▸ Source extract:
- - - - -

Exploring global climate practices, policies and discourses from space

How do we perceive global climate? The answer to this question is very important, considering that our perception determines our actions and therefore how we manage the climate crisis. The ERC-funded CLIMASAT project will study the history of global climate practices, discourses and policies in the 1980s and 1990s. Focusing on the production, circulation and use of data generated by three Earth-orbiting satellites, the project will test the hypothesis that the ways in which satellite data were collectively negotiated, shared, maintained and used by scientists, economists, legislators, diplomats and the media informed certain understanding and actions about global climate. The findings will offer policymakers and researchers unprecedented insight into how satellite data mediated current perceptions of global climate.

Objective

Answers to how to manage the urgent climate crisis depend on perceptions of global climate. Knowing how they came to be is necessary to open up new possibilities about ways to face it. CLIMASAT aims at establishing a truly comprehensive narrative that integrates various spheres of knowledge to understand how global climate discourses, policies and practices came into being in the approximate 1980s-2000s Europe.

- - - - -

▸ Task list:
1. Please repeat the CLIMASAT summary word for word, between "Answers to how" and "approximate 1980s-2000s Europe.", inclusive.
2. Summarize the CLIMASAT summary in two sentences.

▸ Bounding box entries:
- - - - -

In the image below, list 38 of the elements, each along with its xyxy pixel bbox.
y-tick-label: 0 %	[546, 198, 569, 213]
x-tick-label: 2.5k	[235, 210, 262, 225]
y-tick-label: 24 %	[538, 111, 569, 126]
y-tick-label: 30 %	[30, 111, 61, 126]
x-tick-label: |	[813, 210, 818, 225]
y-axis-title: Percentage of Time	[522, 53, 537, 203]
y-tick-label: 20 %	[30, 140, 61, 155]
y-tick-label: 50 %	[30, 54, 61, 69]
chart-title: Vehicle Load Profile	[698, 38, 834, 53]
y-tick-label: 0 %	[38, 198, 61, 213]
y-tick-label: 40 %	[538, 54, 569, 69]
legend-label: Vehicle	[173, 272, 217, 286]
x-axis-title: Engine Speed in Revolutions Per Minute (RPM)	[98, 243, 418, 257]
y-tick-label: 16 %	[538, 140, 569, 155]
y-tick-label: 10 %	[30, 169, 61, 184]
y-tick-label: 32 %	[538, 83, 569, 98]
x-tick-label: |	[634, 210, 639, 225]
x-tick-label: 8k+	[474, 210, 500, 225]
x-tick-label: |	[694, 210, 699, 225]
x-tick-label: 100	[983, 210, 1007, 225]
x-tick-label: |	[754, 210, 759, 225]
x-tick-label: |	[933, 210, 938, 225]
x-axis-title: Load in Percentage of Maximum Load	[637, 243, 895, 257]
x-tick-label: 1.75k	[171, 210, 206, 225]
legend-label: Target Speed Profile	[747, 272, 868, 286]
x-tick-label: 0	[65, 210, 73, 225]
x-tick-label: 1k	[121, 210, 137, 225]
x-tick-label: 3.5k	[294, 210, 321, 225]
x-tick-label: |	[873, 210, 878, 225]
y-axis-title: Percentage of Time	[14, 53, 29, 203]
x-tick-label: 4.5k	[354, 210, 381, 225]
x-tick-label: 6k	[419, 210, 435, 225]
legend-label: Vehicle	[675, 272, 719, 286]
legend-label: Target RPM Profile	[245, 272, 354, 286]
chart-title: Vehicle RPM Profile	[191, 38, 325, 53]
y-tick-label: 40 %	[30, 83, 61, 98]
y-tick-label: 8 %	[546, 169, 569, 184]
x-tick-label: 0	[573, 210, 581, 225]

- - - - -

▸ Answers for the exercise:
1.
Answers to how to manage the urgent climate crisis depend on perceptions of global climate. Knowing how they came to be is necessary to open up new possibilities about ways to face it. CLIMASAT aims at establishing a truly comprehensive narrative that integrates various spheres of knowledge to understand how global climate discourses, policies and practices came into being in the approximate 1980s-2000s Europe.

2. The ERC-funded CLIMASAT project will study the history of global climate practices, discourses and policies by focusing on the production, circulation and use of data from three Earth-orbiting satellites. It will test whether the ways scientists, economists, legislators, diplomats and the media negotiated, shared, maintained and used those data informed understanding of and actions about global climate, giving policymakers and researchers insight into how satellite data mediated current perceptions of it.